# GIVEN RECORDS start

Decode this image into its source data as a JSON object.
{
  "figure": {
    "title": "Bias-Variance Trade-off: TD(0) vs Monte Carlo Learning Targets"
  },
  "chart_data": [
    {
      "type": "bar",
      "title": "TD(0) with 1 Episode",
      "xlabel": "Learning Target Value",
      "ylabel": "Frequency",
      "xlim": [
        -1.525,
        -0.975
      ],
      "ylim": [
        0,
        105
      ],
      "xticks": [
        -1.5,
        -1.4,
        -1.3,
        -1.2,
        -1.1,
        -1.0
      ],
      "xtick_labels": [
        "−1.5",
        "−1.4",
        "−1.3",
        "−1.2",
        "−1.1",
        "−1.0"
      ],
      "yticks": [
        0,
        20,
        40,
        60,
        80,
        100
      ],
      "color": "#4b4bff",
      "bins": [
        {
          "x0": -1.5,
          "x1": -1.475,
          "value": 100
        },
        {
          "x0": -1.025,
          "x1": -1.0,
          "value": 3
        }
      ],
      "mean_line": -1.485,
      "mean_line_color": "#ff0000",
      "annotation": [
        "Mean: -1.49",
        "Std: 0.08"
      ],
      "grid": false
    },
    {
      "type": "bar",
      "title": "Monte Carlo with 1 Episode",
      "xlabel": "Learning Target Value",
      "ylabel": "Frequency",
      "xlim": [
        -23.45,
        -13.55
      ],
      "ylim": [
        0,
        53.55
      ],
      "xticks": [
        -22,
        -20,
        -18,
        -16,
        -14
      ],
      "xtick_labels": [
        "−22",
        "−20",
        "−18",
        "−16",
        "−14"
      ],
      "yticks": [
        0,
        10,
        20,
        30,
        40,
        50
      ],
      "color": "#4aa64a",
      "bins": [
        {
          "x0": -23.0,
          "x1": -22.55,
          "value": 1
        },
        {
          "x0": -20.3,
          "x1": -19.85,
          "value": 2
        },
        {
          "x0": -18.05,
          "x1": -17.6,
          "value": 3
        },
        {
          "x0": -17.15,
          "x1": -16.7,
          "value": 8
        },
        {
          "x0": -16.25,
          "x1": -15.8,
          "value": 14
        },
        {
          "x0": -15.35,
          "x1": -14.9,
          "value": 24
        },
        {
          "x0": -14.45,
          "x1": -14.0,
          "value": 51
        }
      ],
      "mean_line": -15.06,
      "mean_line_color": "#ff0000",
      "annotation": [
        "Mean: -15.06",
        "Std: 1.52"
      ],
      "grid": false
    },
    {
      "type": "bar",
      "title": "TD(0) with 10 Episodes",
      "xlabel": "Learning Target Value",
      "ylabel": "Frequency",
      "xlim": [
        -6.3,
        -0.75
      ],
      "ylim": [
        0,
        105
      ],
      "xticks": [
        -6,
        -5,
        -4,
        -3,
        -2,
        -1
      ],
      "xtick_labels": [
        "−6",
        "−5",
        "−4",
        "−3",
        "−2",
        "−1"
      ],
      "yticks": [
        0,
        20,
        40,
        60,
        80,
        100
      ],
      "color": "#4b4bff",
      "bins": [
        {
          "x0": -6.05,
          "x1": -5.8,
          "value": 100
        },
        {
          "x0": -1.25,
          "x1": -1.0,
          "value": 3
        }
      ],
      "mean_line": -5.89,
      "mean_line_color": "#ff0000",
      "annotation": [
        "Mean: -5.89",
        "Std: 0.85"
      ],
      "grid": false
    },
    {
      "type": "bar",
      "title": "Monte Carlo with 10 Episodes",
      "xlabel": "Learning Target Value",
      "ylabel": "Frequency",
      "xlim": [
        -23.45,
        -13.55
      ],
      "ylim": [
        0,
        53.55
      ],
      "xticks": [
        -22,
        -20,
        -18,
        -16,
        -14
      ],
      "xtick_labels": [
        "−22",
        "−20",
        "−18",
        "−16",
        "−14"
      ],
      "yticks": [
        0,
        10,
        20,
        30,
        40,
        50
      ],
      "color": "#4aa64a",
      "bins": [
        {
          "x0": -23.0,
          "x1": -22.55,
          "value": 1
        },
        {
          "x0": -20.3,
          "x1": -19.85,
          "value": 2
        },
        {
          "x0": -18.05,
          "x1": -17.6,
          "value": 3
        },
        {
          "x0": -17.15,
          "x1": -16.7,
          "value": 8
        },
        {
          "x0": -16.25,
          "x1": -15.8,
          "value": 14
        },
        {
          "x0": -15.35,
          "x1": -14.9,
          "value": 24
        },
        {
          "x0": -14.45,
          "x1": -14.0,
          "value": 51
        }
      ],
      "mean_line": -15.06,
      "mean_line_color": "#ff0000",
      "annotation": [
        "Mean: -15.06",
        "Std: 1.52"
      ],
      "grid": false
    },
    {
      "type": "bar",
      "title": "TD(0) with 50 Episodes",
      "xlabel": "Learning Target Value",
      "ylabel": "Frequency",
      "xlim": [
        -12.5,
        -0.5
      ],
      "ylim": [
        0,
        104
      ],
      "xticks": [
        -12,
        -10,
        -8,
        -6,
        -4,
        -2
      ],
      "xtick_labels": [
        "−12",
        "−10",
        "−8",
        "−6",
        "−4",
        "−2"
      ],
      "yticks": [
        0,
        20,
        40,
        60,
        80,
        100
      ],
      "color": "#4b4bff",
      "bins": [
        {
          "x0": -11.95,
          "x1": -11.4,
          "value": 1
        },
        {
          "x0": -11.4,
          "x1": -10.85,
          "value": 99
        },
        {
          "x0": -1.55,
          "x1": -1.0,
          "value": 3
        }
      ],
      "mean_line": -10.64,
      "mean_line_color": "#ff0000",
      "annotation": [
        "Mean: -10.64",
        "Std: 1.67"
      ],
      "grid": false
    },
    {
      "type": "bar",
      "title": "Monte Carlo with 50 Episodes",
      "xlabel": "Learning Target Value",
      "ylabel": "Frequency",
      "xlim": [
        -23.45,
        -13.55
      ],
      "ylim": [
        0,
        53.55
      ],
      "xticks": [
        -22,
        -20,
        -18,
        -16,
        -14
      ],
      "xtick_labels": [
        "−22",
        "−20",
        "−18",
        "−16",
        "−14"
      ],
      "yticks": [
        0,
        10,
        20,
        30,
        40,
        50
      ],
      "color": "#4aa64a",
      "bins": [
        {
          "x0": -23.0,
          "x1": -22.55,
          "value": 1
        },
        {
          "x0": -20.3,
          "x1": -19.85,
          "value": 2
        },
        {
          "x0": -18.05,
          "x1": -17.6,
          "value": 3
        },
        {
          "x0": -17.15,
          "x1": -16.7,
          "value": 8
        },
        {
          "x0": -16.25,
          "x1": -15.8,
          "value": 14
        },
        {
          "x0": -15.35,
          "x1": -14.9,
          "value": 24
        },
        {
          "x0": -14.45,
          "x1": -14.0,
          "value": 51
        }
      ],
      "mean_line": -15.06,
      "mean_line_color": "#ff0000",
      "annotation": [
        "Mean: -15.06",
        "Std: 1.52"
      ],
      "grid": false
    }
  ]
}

# GIVEN RECORDS end

**PROBLEM DESCRIPTION:**
Scan the listing above. Collect all lines with the word "title".

**THE SOLUTION:**
    "title": "Bias-Variance Trade-off: TD(0) vs Monte Carlo Learning Targets"
      "title": "TD(0) with 1 Episode",
      "title": "Monte Carlo with 1 Episode",
      "title": "TD(0) with 10 Episodes",
      "title": "Monte Carlo with 10 Episodes",
      "title": "TD(0) with 50 Episodes",
      "title": "Monte Carlo with 50 Episodes",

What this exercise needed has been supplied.